**TEXTE SOURCE:**
_ _ _ _
Une révolution ? Non, Sire, une révolte !

C’est, mot pour mot, la phrase historique de Louis XVI lorsqu’on le réveilla pour lui annoncer que le peuple s’était soulevé. Mais absolument en sens inverse de l’ordre de ses mots. C’est en 2019, en Algérie que ce titre aurait été adapté. Les raisons, juridiques comme historiques, en sont évidentes.

Commençons par le début. Très jeune encore, comme l’ensemble de ma génération en Algérie, j’avais eu l’impression de vivre, l’oreille collée au transistor, une véritable révolution de la jeunesse à travers le monde puis surtout, les événements de mai 1968 dans la capitale française.

Arrivé à Paris, pour des études de droit et de sciences politiques, qu’elle fut grande ma stupéfaction d’entendre et de lire que ce n’était pas une révolution, au sens historique et juridique du terme, mais une émeute, un souffle fort de contestation, bruyant mais pas systémique.

Là il faut immédiatement faire un tri que je n’ai pu opérer qu’avec un peu plus de maturité, plusieurs années plus tard. Il faut avouer qu’il restait encore de la puissance des grands mandarins de la période antérieure, celle de De Gaulle, et ils auraient écorché leurs lèvres en acceptant de prononcer le mot de « révolution ». Un peu comme cette pudeur sémantique pour la guerre d’Algérie, très longtemps nommée « les événements ».

Mais cette maturité, en même temps, comme dirait un certain Président, me met face à des arguments solides qui sont incontestables. Dont l’un d’entre eux est central.

Pour qualifier un mouvement populaire de « révolution », il est admis que doit être constaté une profonde rupture dont les signes probants sont la mise à bas des institutions, le renvoi massif des dirigeants, voire leur condamnation, et la remise en cause de certains fondamentaux, institutionnels ou de valeurs sociales, y compris dans leurs manifestations quotidiennes les plus communes.

Si le dernier point fut incontestablement constaté, tout le reste ne fut pas ébranlé d’un millimètre et le Président De Gaulle revint au pouvoir, quelques mois après, avec une majorité absolue historique. Échec et mat pour ceux qui essayent d’argumenter du contraire.

Mais revenons au seul point précédent qui semblait correspondre à la définition de la révolution, celui des mœurs, du souffle de modernité de la société. Celui qui fut incontestablement la genèse d’une révolution véritable dans les esprits.

En Algérie, la rue n’a rien provoqué de révolutionnaire non plus, à moins que des événements postérieurs à cet écrit le démontrent, je l’espère. En attendant, il faut revenir sur l’événement et rechercher ce qu’il y a de révolutionnaire en lui. Le point argumentaire éclate de son évidence, criant de sa présence.

Comme pour mai 68, c’est avec le temps seulement que la révolution apparaît lorsqu’on constate l’évolution et les ruptures, devenant incontestablement révolutionnaires au fil des décennies. C’est avec le recul que nous constatons le gouffre qui sépare les deux périodes, « avant et après 68 » dit-on, toujours rappelées lorsqu’il s’agit des mœurs sociales et, particulièrement, des libertés individuelles tout autant que leur manifestation en public.
_ _ _ _
Entrées d'un jeu de données
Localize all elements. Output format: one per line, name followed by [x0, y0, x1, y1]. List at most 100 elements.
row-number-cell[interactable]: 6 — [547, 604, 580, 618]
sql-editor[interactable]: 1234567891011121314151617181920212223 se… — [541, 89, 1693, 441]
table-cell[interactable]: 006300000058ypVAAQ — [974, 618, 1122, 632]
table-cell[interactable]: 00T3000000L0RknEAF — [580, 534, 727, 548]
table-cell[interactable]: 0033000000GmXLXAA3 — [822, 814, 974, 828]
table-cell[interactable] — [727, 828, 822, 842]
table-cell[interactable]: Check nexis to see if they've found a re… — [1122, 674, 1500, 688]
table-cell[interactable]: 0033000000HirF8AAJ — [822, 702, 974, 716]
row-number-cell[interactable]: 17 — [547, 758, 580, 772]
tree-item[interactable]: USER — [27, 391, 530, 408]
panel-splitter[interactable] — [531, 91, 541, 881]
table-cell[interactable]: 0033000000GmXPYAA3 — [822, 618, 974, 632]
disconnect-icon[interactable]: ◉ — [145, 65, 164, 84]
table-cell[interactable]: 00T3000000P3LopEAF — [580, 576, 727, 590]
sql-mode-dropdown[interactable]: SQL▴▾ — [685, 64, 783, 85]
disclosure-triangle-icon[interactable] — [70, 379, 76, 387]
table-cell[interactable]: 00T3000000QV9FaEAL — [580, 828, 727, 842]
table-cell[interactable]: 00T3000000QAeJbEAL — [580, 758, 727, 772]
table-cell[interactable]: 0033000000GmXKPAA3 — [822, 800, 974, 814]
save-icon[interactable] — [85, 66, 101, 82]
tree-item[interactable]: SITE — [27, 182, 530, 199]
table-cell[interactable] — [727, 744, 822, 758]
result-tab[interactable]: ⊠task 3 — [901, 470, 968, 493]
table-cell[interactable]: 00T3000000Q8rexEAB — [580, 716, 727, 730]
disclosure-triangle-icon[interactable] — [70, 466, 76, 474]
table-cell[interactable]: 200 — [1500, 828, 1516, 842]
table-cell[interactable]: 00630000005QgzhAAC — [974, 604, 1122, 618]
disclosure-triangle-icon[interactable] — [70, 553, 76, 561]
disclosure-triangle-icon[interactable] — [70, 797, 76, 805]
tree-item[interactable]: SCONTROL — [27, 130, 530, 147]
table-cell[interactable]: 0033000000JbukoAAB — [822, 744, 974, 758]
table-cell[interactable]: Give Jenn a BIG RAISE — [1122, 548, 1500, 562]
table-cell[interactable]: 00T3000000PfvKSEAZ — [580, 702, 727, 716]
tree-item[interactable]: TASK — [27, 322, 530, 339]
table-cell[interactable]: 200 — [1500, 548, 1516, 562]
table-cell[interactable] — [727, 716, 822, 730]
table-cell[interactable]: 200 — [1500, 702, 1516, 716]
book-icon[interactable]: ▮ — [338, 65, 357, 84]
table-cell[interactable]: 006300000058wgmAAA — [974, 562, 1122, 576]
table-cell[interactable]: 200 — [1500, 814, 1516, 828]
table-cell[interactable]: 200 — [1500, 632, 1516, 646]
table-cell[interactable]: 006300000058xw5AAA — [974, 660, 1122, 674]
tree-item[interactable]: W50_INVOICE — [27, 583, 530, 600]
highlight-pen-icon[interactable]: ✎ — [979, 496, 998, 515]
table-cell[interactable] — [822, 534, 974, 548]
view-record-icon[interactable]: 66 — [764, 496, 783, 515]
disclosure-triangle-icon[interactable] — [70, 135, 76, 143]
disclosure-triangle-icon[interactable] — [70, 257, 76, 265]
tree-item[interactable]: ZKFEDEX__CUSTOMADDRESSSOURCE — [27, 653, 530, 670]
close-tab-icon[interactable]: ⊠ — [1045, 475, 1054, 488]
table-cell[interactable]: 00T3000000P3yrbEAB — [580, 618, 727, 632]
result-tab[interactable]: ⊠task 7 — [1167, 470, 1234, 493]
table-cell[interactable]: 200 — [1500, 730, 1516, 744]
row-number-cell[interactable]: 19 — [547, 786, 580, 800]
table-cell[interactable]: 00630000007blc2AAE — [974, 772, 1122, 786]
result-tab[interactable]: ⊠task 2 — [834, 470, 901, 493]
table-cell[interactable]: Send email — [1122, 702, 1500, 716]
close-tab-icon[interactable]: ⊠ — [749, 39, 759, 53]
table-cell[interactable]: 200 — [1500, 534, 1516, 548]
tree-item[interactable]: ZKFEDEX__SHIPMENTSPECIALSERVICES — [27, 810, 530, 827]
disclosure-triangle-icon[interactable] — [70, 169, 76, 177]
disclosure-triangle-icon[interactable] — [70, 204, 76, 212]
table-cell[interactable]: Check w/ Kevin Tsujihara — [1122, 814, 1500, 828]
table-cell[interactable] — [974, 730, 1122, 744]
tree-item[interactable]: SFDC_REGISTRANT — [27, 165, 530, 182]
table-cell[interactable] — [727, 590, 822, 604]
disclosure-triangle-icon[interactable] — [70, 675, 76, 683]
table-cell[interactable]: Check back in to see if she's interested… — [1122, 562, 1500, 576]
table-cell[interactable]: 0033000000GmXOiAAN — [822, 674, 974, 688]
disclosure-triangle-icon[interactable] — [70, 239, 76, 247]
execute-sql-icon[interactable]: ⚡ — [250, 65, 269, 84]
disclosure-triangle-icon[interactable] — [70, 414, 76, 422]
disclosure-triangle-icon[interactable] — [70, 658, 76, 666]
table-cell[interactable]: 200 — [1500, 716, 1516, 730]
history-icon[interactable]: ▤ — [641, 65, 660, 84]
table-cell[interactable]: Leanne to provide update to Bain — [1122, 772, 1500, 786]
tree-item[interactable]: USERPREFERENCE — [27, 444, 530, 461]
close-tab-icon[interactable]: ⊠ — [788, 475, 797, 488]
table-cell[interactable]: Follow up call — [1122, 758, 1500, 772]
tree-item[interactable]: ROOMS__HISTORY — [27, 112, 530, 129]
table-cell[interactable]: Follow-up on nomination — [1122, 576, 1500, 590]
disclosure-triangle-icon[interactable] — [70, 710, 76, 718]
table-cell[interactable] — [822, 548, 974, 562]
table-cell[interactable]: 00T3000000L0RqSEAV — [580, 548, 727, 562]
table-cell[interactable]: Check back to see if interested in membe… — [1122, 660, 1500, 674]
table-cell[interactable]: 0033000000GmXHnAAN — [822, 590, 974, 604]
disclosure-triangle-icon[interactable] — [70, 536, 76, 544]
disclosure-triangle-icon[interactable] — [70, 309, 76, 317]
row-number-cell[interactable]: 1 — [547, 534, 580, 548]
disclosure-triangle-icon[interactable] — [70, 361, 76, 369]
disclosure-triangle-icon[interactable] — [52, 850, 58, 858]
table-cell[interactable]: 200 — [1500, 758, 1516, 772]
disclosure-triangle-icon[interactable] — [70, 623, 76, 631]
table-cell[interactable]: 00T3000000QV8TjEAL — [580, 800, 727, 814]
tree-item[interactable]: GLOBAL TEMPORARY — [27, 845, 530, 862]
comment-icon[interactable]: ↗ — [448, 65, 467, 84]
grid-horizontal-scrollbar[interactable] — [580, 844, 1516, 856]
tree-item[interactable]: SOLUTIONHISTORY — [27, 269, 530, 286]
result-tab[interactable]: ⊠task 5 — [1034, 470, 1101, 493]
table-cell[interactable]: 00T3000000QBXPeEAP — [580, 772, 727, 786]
_ _ _ _
**À FAIRE:**
1 - Recopiez le texte sur la révolution et la révolte, depuis « Mais revenons au » jusqu'à « de sa présence. » inclus.
2 - Prolongez le texte sur la révolution et la révolte à partir de sa dernière phrase.

**RÉPONSES PAR TÂCHE:**
1 -
Mais revenons au seul point précédent qui semblait correspondre à la définition de la révolution, celui des mœurs, du souffle de modernité de la société. Celui qui fut incontestablement la genèse d’une révolution véritable dans les esprits.

En Algérie, la rue n’a rien provoqué de révolutionnaire non plus, à moins que des événements postérieurs à cet écrit le démontrent, je l’espère. En attendant, il faut revenir sur l’événement et rechercher ce qu’il y a de révolutionnaire en lui. Le point argumentaire éclate de son évidence, criant de sa présence.

2 -
Et cela, nous l’avons bien perçu dans l’extraordinaire jeunesse algérienne qui a su trouver une voie pacifique et intelligente à la manifestation de sa colère. Pour mieux débusquer cette révolution et la mettre en évidence, il me suffit de revisiter la dernière grosse manifestation de la rue, à la fin des années 1980.

Les jeunes hurlaient également leur joie et étaient certainement aussi débordants d’enthousiasme. Mais il y avait une grande différence, notoire. Jamais ils n’auraient pensé que l’humour, la dérision et le second degré puissent être décents lorsqu’ils revendiquent des « choses sérieuses ».

Lorsqu’ils confectionnaient des banderoles, lorsqu’ils prenaient la parole et, même dans leur gestuelle ou leurs éléments de langage (comme on dit aujourd’hui), ils s’appliquaient à prendre le regard austère, la voix posée et la posture solennelle.

Il étaient naturels, d’ailleurs, dès que le micro, la caméra ou le regard attentif de l’auditoire cessaient d’être en attention de leurs sentiments, de leurs gestes. C’était le naturel de la jeunesse qu’il manquait, cette force irrésistible sans laquelle les révolutions de la jeunesse ne se font pas.

Les jeunes manifestants, à cette époque lointaine, pensaient que la voix portante, la rage affichée et la violence des mots suffisaient. On ne peut pas leur enlever cette force mais elles sont loin d’être suffisantes.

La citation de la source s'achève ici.